(Items from a figure collection)
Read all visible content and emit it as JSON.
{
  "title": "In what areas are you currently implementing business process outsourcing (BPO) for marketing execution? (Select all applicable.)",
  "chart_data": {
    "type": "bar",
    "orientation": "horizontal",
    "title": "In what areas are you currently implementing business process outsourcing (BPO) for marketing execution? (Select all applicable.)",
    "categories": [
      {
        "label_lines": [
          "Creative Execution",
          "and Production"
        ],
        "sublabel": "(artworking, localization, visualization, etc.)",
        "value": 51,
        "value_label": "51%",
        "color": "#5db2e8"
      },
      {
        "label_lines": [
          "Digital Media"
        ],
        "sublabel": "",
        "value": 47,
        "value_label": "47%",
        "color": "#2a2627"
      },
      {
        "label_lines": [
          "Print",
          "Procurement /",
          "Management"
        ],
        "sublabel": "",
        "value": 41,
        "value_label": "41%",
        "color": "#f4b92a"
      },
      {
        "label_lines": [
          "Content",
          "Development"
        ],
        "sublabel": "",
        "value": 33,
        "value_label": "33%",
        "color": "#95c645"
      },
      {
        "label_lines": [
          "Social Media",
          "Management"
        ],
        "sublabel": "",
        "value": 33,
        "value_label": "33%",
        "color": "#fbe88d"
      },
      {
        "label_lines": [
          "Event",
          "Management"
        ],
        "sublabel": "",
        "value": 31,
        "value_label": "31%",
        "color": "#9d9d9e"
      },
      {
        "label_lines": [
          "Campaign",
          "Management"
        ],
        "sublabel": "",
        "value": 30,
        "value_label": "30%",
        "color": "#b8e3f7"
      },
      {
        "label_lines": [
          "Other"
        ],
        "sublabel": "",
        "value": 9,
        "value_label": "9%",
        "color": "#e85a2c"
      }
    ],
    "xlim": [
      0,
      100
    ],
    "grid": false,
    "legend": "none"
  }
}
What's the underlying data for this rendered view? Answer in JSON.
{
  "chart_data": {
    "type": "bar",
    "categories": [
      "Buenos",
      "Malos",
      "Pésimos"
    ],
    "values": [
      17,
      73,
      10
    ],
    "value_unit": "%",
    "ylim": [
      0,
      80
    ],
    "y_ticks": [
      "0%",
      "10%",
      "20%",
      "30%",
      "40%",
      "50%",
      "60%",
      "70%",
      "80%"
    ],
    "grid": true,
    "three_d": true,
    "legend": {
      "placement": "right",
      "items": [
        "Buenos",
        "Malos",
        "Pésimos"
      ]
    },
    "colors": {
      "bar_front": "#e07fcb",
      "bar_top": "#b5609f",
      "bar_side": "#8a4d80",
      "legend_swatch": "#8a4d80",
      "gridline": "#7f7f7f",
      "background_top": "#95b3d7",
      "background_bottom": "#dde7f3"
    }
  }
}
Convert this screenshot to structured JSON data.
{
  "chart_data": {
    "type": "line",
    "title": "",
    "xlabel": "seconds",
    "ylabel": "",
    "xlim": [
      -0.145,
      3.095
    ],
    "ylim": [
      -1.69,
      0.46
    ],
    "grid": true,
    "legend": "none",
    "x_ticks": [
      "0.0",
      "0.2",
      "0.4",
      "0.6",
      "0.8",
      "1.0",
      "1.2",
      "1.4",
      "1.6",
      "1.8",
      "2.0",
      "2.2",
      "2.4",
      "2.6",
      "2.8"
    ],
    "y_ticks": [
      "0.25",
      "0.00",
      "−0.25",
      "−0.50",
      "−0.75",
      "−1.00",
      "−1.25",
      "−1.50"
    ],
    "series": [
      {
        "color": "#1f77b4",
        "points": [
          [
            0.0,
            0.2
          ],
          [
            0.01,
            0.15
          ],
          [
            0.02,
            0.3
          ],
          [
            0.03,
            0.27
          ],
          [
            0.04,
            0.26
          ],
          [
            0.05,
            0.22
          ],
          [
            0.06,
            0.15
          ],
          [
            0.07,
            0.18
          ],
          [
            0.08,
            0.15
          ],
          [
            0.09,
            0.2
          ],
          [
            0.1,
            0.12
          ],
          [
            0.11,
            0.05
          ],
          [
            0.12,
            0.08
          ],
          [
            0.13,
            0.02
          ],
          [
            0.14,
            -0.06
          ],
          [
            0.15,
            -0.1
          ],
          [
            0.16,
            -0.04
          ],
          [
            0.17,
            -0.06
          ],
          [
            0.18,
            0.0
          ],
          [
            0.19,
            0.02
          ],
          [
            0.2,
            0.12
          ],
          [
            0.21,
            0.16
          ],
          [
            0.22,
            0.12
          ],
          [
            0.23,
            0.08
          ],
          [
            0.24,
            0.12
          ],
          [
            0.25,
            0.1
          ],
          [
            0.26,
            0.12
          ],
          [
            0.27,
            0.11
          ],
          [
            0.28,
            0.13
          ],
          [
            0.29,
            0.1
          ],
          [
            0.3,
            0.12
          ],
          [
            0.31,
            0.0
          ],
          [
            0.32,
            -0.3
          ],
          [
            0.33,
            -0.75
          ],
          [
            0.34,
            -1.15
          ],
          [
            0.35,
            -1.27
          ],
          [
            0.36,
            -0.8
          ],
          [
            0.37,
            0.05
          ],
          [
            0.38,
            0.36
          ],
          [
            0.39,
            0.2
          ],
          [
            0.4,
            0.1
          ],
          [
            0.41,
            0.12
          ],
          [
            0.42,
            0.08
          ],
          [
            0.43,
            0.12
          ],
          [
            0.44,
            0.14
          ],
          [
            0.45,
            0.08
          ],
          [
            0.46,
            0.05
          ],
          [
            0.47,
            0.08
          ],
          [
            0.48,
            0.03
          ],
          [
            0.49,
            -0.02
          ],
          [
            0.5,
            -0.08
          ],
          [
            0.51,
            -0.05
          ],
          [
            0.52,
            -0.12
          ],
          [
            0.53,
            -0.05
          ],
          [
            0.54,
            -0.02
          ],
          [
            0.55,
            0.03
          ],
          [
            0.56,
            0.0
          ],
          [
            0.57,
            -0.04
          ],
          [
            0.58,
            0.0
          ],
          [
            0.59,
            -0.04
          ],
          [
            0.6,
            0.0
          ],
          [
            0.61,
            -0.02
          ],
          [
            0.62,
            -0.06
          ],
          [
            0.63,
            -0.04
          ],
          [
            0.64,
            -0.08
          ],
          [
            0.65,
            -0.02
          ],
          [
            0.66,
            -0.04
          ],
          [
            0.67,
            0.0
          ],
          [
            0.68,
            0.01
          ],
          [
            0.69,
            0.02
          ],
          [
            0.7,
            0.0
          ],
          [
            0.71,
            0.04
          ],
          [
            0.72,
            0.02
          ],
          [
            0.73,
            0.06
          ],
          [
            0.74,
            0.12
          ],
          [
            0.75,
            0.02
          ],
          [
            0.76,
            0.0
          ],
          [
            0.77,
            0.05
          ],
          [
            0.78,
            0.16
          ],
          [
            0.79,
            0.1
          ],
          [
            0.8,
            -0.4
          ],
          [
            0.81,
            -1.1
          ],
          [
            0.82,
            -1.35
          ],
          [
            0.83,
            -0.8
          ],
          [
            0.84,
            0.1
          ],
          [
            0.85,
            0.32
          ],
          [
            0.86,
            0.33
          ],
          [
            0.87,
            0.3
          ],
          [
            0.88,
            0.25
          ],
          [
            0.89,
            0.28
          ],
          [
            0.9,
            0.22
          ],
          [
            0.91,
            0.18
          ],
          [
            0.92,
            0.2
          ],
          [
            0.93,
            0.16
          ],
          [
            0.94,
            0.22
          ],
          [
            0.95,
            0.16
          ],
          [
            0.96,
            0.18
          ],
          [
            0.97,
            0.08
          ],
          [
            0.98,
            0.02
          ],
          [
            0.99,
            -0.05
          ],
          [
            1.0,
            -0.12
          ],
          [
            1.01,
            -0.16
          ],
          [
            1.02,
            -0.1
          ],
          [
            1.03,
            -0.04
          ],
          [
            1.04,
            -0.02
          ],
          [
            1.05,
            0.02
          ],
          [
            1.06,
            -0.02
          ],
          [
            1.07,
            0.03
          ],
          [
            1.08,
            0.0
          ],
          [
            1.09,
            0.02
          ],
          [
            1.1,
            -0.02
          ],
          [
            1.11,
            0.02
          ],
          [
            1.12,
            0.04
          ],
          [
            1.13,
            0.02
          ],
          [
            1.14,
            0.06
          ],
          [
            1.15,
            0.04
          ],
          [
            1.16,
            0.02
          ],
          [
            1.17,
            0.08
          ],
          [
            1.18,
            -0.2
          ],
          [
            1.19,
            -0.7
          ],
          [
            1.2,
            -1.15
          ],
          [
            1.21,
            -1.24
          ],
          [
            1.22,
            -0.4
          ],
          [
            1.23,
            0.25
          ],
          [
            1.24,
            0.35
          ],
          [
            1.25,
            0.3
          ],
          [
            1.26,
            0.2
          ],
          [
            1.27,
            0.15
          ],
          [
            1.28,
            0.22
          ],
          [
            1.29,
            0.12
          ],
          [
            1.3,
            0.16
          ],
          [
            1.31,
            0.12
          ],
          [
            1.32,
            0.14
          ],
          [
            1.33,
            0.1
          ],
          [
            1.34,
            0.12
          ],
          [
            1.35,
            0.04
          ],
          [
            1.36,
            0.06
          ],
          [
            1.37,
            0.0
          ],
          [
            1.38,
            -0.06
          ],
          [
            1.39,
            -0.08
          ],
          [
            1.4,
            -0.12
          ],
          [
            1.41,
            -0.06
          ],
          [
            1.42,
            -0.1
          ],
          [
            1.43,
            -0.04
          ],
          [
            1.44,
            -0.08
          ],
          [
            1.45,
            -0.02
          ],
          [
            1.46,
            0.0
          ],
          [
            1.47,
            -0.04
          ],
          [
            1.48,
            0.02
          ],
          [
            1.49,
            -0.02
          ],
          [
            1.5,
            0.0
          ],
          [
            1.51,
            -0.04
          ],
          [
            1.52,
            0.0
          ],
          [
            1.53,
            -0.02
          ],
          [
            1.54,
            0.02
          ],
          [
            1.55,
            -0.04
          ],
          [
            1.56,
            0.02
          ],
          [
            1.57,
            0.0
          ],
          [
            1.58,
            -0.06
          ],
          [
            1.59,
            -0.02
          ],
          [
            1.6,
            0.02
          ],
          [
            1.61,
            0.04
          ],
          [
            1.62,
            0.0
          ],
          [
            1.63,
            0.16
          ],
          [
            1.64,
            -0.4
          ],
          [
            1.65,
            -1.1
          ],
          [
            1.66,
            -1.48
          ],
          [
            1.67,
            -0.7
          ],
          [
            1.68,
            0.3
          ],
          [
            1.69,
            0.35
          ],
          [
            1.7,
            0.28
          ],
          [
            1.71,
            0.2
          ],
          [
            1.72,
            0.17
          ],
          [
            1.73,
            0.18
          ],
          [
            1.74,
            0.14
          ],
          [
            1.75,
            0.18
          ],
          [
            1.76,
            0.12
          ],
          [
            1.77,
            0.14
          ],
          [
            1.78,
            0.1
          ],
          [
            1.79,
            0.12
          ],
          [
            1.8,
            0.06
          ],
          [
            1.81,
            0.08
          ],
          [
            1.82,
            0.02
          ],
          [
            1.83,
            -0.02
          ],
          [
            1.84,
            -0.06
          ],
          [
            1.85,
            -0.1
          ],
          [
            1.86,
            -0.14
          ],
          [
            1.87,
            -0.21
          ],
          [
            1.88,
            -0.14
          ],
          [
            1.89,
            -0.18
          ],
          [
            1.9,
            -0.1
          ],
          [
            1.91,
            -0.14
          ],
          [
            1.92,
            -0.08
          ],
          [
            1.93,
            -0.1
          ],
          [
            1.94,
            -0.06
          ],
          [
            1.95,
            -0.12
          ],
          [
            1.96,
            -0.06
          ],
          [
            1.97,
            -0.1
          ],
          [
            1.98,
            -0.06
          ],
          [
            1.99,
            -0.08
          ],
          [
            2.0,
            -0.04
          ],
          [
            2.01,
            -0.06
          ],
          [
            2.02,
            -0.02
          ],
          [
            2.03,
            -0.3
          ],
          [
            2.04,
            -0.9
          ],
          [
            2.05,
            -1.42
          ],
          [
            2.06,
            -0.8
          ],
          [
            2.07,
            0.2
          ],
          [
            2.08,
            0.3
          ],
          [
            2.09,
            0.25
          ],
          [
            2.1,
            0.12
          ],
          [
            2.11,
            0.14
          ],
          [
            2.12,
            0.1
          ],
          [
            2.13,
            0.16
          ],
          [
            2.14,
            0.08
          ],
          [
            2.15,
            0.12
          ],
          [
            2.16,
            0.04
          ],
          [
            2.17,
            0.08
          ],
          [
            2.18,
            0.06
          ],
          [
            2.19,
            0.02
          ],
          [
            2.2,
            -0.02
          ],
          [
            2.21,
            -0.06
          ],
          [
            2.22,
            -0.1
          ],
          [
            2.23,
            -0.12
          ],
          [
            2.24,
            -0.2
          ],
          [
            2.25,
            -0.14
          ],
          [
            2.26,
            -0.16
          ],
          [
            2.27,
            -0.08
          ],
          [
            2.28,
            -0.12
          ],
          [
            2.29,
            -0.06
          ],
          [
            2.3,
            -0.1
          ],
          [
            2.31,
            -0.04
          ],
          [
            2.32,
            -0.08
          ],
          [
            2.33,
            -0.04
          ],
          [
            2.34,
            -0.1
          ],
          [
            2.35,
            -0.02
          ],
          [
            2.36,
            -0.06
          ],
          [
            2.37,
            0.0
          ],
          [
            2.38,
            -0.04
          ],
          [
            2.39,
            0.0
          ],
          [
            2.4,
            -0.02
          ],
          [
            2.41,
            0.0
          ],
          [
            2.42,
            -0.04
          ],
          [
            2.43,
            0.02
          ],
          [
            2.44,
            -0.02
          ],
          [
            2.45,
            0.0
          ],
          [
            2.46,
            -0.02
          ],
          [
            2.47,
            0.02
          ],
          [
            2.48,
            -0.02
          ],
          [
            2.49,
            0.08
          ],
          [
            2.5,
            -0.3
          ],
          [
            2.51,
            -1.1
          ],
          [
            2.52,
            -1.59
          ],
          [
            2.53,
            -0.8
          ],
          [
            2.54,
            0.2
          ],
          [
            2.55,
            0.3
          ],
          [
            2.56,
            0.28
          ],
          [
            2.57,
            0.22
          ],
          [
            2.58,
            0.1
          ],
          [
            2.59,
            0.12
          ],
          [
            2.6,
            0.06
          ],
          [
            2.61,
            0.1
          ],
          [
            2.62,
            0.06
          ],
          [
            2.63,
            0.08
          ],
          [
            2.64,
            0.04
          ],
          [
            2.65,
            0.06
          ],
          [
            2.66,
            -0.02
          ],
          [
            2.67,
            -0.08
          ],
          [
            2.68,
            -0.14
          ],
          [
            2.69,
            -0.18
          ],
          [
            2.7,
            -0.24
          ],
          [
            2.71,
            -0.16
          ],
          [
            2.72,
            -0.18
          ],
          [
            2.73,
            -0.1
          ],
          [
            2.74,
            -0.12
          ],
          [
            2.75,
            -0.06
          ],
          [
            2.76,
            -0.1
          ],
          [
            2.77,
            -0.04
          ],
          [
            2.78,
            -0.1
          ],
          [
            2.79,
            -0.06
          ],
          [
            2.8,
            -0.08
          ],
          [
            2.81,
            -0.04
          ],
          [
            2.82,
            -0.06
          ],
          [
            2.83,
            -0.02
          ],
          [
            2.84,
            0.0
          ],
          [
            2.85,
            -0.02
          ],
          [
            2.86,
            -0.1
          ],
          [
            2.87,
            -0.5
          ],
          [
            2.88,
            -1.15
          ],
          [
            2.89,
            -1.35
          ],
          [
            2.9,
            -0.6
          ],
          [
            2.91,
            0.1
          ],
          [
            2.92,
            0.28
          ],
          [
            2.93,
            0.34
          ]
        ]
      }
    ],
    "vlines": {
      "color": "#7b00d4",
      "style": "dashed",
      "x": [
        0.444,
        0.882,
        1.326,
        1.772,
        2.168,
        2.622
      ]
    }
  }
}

» Short exercise
Read through the lines above and collect those that contain the string "applicable".

» Solution for this exercise
  "title": "In what areas are you currently implementing business process outsourcing (BPO) for marketing execution? (Select all applicable.)",
    "title": "In what areas are you currently implementing business process outsourcing (BPO) for marketing execution? (Select all applicable.)",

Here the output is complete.